TASK TO CARRY OUT:
Print all the records exactly, please.

:::

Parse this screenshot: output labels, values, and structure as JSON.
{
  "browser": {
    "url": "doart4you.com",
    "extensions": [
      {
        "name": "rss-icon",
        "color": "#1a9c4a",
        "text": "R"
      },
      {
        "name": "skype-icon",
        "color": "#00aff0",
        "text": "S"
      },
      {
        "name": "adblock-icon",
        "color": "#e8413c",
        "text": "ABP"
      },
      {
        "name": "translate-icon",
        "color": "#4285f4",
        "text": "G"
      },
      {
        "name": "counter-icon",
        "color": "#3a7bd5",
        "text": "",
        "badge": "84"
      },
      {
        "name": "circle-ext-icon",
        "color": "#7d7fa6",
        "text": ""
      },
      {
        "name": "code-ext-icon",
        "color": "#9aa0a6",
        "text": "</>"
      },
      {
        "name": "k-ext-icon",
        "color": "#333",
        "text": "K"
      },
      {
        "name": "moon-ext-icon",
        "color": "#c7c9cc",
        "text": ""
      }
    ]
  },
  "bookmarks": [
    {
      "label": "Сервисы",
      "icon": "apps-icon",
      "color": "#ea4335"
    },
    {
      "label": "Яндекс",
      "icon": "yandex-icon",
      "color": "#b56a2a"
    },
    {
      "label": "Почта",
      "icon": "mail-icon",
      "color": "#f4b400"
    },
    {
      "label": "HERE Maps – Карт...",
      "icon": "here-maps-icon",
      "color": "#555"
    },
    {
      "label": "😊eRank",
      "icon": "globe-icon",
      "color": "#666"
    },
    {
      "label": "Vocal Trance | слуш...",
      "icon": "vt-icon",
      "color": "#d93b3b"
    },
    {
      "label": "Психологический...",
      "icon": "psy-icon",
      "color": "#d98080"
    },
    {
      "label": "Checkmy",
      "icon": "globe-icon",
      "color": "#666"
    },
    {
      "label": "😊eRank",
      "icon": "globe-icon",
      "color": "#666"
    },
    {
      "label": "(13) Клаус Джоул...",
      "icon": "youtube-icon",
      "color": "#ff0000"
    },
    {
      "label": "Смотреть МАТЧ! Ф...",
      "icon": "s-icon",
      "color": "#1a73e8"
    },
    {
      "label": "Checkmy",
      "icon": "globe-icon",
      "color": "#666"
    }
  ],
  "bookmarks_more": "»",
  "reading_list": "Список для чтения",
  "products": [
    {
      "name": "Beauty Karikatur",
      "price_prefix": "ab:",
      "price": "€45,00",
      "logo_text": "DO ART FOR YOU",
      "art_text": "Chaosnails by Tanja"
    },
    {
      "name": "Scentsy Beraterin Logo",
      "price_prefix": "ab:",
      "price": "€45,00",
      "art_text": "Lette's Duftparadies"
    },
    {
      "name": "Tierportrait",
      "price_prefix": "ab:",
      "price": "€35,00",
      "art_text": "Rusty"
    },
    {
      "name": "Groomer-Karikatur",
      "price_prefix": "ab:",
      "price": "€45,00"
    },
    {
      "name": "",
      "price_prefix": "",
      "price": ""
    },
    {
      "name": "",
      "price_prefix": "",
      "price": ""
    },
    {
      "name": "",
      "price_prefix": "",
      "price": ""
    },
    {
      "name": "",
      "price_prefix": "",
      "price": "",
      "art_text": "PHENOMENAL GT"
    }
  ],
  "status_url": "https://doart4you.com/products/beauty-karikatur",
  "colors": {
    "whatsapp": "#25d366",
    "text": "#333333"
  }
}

:::

OUTPUT FOR THIS EXERCISE:
Parse this screenshot: output labels, values, and structure as JSON.
{
  "browser": {
    "url": "doart4you.com",
    "extensions": [
      {
        "name": "rss-icon",
        "color": "#1a9c4a",
        "text": "R"
      },
      {
        "name": "skype-icon",
        "color": "#00aff0",
        "text": "S"
      },
      {
        "name": "adblock-icon",
        "color": "#e8413c",
        "text": "ABP"
      },
      {
        "name": "translate-icon",
        "color": "#4285f4",
        "text": "G"
      },
      {
        "name": "counter-icon",
        "color": "#3a7bd5",
        "text": "",
        "badge": "84"
      },
      {
        "name": "circle-ext-icon",
        "color": "#7d7fa6",
        "text": ""
      },
      {
        "name": "code-ext-icon",
        "color": "#9aa0a6",
        "text": "</>"
      },
      {
        "name": "k-ext-icon",
        "color": "#333",
        "text": "K"
      },
      {
        "name": "moon-ext-icon",
        "color": "#c7c9cc",
        "text": ""
      }
    ]
  },
  "bookmarks": [
    {
      "label": "Сервисы",
      "icon": "apps-icon",
      "color": "#ea4335"
    },
    {
      "label": "Яндекс",
      "icon": "yandex-icon",
      "color": "#b56a2a"
    },
    {
      "label": "Почта",
      "icon": "mail-icon",
      "color": "#f4b400"
    },
    {
      "label": "HERE Maps – Карт...",
      "icon": "here-maps-icon",
      "color": "#555"
    },
    {
      "label": "😊eRank",
      "icon": "globe-icon",
      "color": "#666"
    },
    {
      "label": "Vocal Trance | слуш...",
      "icon": "vt-icon",
      "color": "#d93b3b"
    },
    {
      "label": "Психологический...",
      "icon": "psy-icon",
      "color": "#d98080"
    },
    {
      "label": "Checkmy",
      "icon": "globe-icon",
      "color": "#666"
    },
    {
      "label": "😊eRank",
      "icon": "globe-icon",
      "color": "#666"
    },
    {
      "label": "(13) Клаус Джоул...",
      "icon": "youtube-icon",
      "color": "#ff0000"
    },
    {
      "label": "Смотреть МАТЧ! Ф...",
      "icon": "s-icon",
      "color": "#1a73e8"
    },
    {
      "label": "Checkmy",
      "icon": "globe-icon",
      "color": "#666"
    }
  ],
  "bookmarks_more": "»",
  "reading_list": "Список для чтения",
  "products": [
    {
      "name": "Beauty Karikatur",
      "price_prefix": "ab:",
      "price": "€45,00",
      "logo_text": "DO ART FOR YOU",
      "art_text": "Chaosnails by Tanja"
    },
    {
      "name": "Scentsy Beraterin Logo",
      "price_prefix": "ab:",
      "price": "€45,00",
      "art_text": "Lette's Duftparadies"
    },
    {
      "name": "Tierportrait",
      "price_prefix": "ab:",
      "price": "€35,00",
      "art_text": "Rusty"
    },
    {
      "name": "Groomer-Karikatur",
      "price_prefix": "ab:",
      "price": "€45,00"
    },
    {
      "name": "",
      "price_prefix": "",
      "price": ""
    },
    {
      "name": "",
      "price_prefix": "",
      "price": ""
    },
    {
      "name": "",
      "price_prefix": "",
      "price": ""
    },
    {
      "name": "",
      "price_prefix": "",
      "price": "",
      "art_text": "PHENOMENAL GT"
    }
  ],
  "status_url": "https://doart4you.com/products/beauty-karikatur",
  "colors": {
    "whatsapp": "#25d366",
    "text": "#333333"
  }
}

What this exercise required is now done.